● ENTRIES SHOWN
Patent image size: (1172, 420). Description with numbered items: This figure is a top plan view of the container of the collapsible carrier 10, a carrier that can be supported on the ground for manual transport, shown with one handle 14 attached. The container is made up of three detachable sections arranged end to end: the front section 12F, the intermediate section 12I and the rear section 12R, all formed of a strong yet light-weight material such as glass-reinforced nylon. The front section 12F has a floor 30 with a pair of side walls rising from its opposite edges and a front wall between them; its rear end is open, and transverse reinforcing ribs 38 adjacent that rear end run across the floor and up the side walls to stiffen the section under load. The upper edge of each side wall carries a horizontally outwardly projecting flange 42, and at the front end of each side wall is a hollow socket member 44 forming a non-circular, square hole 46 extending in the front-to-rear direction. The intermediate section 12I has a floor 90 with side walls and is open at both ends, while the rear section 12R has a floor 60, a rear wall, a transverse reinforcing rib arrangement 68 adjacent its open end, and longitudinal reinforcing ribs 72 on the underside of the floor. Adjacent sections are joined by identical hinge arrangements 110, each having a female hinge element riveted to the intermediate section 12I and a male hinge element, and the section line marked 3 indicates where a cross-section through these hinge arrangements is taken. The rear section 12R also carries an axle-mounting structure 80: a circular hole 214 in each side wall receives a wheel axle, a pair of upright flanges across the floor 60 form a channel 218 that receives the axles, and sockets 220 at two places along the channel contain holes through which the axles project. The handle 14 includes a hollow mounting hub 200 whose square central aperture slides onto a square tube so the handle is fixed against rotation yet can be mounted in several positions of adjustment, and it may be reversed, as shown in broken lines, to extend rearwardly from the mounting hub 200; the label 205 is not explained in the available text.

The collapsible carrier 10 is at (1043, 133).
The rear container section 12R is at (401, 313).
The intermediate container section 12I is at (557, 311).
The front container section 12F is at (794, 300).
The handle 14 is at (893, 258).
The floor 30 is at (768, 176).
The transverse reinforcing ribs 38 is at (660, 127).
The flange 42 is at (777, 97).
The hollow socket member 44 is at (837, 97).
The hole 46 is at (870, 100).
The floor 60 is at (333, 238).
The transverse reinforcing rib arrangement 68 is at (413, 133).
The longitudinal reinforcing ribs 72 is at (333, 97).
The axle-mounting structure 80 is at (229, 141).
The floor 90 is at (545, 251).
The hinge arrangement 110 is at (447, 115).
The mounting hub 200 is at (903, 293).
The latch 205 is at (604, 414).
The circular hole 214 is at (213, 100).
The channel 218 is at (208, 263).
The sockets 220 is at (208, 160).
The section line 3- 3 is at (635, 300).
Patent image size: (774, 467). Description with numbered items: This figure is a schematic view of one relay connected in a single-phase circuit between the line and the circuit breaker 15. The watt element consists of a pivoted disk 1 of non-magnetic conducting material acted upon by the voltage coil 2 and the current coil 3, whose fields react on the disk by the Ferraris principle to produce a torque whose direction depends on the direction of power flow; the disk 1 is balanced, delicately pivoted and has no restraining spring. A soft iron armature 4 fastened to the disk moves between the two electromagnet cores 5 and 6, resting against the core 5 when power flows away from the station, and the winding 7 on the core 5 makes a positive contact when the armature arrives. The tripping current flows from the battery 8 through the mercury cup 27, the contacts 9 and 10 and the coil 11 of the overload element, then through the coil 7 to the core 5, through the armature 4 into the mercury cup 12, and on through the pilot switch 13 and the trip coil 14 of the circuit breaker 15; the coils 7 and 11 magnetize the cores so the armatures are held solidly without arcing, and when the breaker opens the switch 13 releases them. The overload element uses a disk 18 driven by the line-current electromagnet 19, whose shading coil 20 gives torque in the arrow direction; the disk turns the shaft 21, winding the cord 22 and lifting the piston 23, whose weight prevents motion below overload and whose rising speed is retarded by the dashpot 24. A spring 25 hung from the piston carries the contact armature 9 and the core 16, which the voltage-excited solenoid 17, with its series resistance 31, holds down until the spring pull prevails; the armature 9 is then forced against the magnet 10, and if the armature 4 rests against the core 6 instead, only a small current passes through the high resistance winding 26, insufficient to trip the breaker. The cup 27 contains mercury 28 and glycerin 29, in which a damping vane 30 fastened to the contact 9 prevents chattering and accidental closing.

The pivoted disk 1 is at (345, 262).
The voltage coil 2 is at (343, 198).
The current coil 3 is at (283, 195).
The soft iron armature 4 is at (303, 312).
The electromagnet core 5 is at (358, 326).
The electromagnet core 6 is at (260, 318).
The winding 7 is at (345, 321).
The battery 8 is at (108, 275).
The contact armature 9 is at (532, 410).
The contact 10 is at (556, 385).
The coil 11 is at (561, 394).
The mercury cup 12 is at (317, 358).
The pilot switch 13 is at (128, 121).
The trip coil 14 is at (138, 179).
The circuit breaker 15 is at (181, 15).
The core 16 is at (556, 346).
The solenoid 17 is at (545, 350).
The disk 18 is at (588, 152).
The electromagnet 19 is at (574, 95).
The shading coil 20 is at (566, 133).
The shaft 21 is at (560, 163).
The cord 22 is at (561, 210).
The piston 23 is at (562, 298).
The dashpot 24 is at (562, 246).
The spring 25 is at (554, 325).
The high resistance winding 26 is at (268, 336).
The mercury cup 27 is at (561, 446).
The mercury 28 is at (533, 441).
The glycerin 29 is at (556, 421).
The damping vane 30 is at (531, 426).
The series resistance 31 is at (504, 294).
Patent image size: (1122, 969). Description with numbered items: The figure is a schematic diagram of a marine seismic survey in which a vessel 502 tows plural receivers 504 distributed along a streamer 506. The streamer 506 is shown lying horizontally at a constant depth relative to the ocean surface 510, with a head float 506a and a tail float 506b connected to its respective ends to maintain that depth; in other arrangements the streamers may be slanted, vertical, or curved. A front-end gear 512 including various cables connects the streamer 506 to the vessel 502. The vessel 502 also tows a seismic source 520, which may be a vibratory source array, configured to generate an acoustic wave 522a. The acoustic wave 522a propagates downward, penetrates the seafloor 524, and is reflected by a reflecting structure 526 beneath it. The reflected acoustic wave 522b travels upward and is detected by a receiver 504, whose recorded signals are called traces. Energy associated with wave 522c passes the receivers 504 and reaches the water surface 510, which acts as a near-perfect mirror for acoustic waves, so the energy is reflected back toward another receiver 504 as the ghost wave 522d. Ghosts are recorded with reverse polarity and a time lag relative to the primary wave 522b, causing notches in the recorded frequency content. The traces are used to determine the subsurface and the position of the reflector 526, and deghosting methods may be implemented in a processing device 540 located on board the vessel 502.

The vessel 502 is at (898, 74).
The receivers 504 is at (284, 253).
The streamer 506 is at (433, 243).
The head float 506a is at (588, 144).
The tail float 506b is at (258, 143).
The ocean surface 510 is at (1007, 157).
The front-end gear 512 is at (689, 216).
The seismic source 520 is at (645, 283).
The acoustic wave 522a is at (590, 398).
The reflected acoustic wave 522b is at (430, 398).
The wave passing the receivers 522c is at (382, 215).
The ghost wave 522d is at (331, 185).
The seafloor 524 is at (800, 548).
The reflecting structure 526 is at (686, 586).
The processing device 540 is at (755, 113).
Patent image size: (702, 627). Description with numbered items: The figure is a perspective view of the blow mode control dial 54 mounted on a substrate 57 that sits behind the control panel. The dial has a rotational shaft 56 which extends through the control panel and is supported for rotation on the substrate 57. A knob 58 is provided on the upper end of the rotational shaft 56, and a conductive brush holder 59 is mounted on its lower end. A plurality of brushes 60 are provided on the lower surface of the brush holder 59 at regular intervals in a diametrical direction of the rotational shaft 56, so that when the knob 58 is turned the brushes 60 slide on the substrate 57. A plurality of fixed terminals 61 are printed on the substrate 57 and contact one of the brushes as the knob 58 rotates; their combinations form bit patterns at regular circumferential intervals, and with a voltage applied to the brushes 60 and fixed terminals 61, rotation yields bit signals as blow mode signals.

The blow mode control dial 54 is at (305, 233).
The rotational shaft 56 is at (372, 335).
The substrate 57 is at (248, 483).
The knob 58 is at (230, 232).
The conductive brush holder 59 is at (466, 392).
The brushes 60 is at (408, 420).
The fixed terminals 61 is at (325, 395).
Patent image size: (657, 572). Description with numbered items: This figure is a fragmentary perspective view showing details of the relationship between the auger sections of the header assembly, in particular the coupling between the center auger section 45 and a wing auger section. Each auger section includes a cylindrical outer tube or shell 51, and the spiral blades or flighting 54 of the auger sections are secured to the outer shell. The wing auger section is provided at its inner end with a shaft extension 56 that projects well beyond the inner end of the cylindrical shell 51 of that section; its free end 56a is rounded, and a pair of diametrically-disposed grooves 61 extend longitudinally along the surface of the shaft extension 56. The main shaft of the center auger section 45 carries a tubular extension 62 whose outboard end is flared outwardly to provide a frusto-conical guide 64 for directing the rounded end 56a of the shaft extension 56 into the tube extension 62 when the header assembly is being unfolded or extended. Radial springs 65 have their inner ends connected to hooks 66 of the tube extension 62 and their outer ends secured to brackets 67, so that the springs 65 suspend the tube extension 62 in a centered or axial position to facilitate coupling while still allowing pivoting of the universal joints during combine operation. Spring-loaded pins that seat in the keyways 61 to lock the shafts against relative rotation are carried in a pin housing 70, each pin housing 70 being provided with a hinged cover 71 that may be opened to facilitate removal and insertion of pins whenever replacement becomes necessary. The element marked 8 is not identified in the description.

● TASK STATEMENT
Present the part that opens with the line containing "Patent image size: (1122, 969)." and closes with the line containing "The wave passing" as a numbered list, leaving out any blank lines.

● EXERCISE OUTPUT
1. Patent image size: (1122, 969). Description with numbered items: The figure is a schematic diagram of a marine seismic survey in which a vessel 502 tows plural receivers 504 distributed along a streamer 506. The streamer 506 is shown lying horizontally at a constant depth relative to the ocean surface 510, with a head float 506a and a tail float 506b connected to its respective ends to maintain that depth; in other arrangements the streamers may be slanted, vertical, or curved. A front-end gear 512 including various cables connects the streamer 506 to the vessel 502. The vessel 502 also tows a seismic source 520, which may be a vibratory source array, configured to generate an acoustic wave 522a. The acoustic wave 522a propagates downward, penetrates the seafloor 524, and is reflected by a reflecting structure 526 beneath it. The reflected acoustic wave 522b travels upward and is detected by a receiver 504, whose recorded signals are called traces. Energy associated with wave 522c passes the receivers 504 and reaches the water surface 510, which acts as a near-perfect mirror for acoustic waves, so the energy is reflected back toward another receiver 504 as the ghost wave 522d. Ghosts are recorded with reverse polarity and a time lag relative to the primary wave 522b, causing notches in the recorded frequency content. The traces are used to determine the subsurface and the position of the reflector 526, and deghosting methods may be implemented in a processing device 540 located on board the vessel 502.
2. The vessel 502 is at (898, 74).
3. The receivers 504 is at (284, 253).
4. The streamer 506 is at (433, 243).
5. The head float 506a is at (588, 144).
6. The tail float 506b is at (258, 143).
7. The ocean surface 510 is at (1007, 157).
8. The front-end gear 512 is at (689, 216).
9. The seismic source 520 is at (645, 283).
10. The acoustic wave 522a is at (590, 398).
11. The reflected acoustic wave 522b is at (430, 398).
12. The wave passing the receivers 522c is at (382, 215).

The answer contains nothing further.